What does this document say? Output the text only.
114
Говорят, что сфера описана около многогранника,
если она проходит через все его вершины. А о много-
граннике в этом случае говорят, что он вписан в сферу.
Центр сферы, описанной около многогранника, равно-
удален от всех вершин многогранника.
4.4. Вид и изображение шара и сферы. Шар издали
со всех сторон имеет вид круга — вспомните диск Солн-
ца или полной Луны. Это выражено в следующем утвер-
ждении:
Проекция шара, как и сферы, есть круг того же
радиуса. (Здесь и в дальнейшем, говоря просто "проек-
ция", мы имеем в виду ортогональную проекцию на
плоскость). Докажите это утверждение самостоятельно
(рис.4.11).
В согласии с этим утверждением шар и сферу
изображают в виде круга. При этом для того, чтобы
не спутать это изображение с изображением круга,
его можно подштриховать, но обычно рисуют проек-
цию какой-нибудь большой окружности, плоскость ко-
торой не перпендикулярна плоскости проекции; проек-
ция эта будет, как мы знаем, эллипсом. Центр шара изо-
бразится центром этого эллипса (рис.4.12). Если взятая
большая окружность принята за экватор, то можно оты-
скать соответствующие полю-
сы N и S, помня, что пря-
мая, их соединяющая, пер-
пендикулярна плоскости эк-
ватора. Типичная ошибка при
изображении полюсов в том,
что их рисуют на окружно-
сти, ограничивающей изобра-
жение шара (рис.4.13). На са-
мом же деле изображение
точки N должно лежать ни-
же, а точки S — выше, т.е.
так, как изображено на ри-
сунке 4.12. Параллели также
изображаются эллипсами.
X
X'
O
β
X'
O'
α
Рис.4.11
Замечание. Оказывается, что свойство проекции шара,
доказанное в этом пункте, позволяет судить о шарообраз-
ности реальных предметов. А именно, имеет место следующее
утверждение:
■ ■ ■ ■ ■ ■ ■
- AIM: All of the material above needs to be retyped word for word.

- REPLY TO THE EXERCISE:
What does this document say? Output the text only.
114
Говорят, что сфера описана около многогранника,
если она проходит через все его вершины. А о много-
граннике в этом случае говорят, что он вписан в сферу.
Центр сферы, описанной около многогранника, равно-
удален от всех вершин многогранника.
4.4. Вид и изображение шара и сферы. Шар издали
со всех сторон имеет вид круга — вспомните диск Солн-
ца или полной Луны. Это выражено в следующем утвер-
ждении:
Проекция шара, как и сферы, есть круг того же
радиуса. (Здесь и в дальнейшем, говоря просто "проек-
ция", мы имеем в виду ортогональную проекцию на
плоскость). Докажите это утверждение самостоятельно
(рис.4.11).
В согласии с этим утверждением шар и сферу
изображают в виде круга. При этом для того, чтобы
не спутать это изображение с изображением круга,
его можно подштриховать, но обычно рисуют проек-
цию какой-нибудь большой окружности, плоскость ко-
торой не перпендикулярна плоскости проекции; проек-
ция эта будет, как мы знаем, эллипсом. Центр шара изо-
бразится центром этого эллипса (рис.4.12). Если взятая
большая окружность принята за экватор, то можно оты-
скать соответствующие полю-
сы N и S, помня, что пря-
мая, их соединяющая, пер-
пендикулярна плоскости эк-
ватора. Типичная ошибка при
изображении полюсов в том,
что их рисуют на окружно-
сти, ограничивающей изобра-
жение шара (рис.4.13). На са-
мом же деле изображение
точки N должно лежать ни-
же, а точки S — выше, т.е.
так, как изображено на ри-
сунке 4.12. Параллели также
изображаются эллипсами.
X
X'
O
β
X'
O'
α
Рис.4.11
Замечание. Оказывается, что свойство проекции шара,
доказанное в этом пункте, позволяет судить о шарообраз-
ности реальных предметов. А именно, имеет место следующее
утверждение:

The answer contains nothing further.